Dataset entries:
========

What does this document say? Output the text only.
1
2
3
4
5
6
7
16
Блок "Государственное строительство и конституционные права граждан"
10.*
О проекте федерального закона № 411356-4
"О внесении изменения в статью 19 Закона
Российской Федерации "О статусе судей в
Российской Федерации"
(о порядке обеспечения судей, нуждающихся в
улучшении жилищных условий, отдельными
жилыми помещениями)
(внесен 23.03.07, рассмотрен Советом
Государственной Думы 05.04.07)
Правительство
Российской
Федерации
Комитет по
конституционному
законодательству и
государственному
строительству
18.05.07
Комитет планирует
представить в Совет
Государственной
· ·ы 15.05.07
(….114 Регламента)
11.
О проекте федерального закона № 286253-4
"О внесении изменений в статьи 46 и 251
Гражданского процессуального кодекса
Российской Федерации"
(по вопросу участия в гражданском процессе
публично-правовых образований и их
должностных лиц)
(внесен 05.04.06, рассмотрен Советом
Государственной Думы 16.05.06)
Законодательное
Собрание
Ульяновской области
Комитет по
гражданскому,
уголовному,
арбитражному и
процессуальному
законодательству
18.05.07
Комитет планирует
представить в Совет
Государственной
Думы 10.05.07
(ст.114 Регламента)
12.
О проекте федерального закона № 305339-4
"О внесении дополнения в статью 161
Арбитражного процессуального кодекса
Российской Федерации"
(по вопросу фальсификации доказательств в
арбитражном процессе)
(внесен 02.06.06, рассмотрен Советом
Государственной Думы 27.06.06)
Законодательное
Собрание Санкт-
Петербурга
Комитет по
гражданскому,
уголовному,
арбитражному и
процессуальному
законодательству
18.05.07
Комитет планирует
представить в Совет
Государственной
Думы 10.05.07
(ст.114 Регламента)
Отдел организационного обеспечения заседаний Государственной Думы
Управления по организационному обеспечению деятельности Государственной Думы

========

### Instructions for the task
Count every line of the records that holds "процессе". State the number, nothing else.

### In response
2